### Requirement:
Tally every line featuring "contoh", then give that tally alone.

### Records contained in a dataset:
>>>
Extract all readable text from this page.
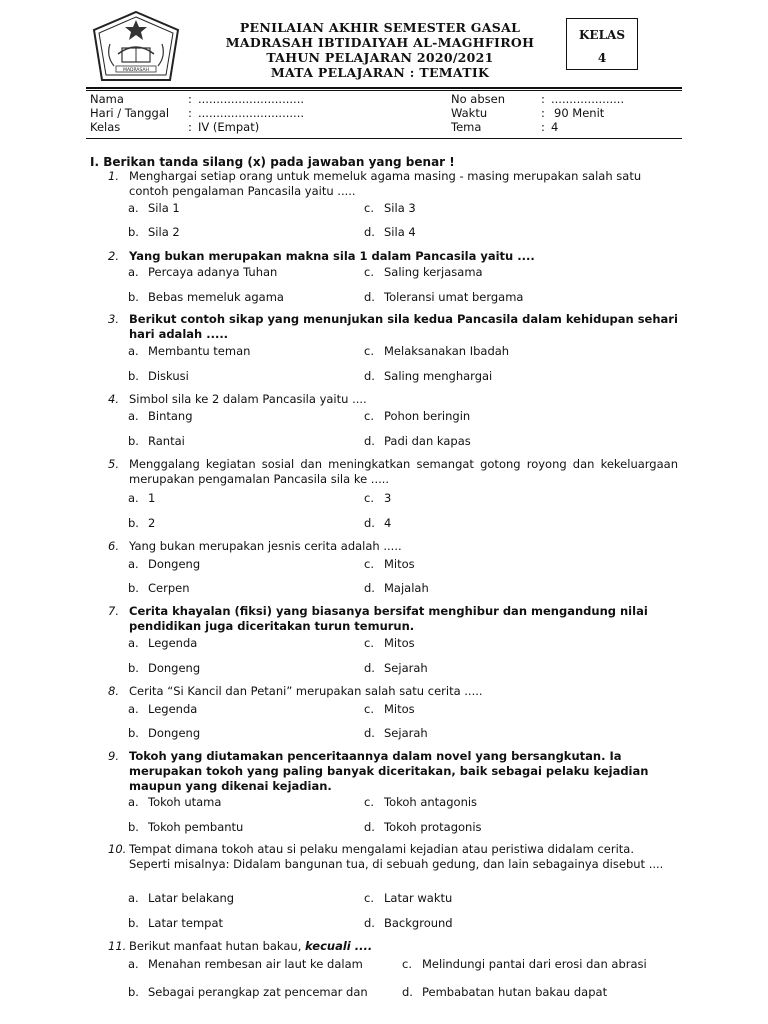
MADRASAH
PENILAIAN AKHIR SEMESTER GASAL
MADRASAH IBTIDAIYAH AL-MAGHFIROH
TAHUN PELAJARAN 2020/2021
MATA PELAJARAN : TEMATIK
KELAS
4
Nama	: .............................
Hari / Tanggal : .............................
Kelas	: IV (Empat)
No absen	: ....................
Waktu	: 90 Menit
Tema	: 4
I. Berikan tanda silang (x) pada jawaban yang benar !
1. Menghargai setiap orang untuk memeluk agama masing - masing merupakan salah satu contoh pengalaman Pancasila yaitu .....
a. Sila 1	c. Sila 3
b. Sila 2	d. Sila 4
2. Yang bukan merupakan makna sila 1 dalam Pancasila yaitu ....
a. Percaya adanya Tuhan	c. Saling kerjasama
b. Bebas memeluk agama	d. Toleransi umat bergama
3. Berikut contoh sikap yang menunjukan sila kedua Pancasila dalam kehidupan sehari hari adalah .....
a. Membantu teman	c. Melaksanakan Ibadah
b. Diskusi	d. Saling menghargai
4. Simbol sila ke 2 dalam Pancasila yaitu ....
a. Bintang	c. Pohon beringin
b. Rantai	d. Padi dan kapas
5. Menggalang kegiatan sosial dan meningkatkan semangat gotong royong dan kekeluargaan merupakan pengamalan Pancasila sila ke .....
a. 1	c. 3
b. 2	d. 4
6. Yang bukan merupakan jesnis cerita adalah .....
a. Dongeng	c. Mitos
b. Cerpen	d. Majalah
7. Cerita khayalan (fiksi) yang biasanya bersifat menghibur dan mengandung nilai pendidikan juga diceritakan turun temurun.
a. Legenda	c. Mitos
b. Dongeng	d. Sejarah
8. Cerita “Si Kancil dan Petani” merupakan salah satu cerita .....
a. Legenda	c. Mitos
b. Dongeng	d. Sejarah
9. Tokoh yang diutamakan penceritaannya dalam novel yang bersangkutan. Ia merupakan tokoh yang paling banyak diceritakan, baik sebagai pelaku kejadian maupun yang dikenai kejadian.
a. Tokoh utama	c. Tokoh antagonis
b. Tokoh pembantu	d. Tokoh protagonis
10. Tempat dimana tokoh atau si pelaku mengalami kejadian atau peristiwa didalam cerita. Seperti misalnya: Didalam bangunan tua, di sebuah gedung, dan lain sebagainya disebut ....
a. Latar belakang	c. Latar waktu
b. Latar tempat	d. Background
11. Berikut manfaat hutan bakau, kecuali ....
a. Menahan rembesan air laut ke dalam	c. Melindungi pantai dari erosi dan abrasi
b. Sebagai perangkap zat pencemar dan	d. Pembabatan hutan bakau dapat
<<<
### The answer:
2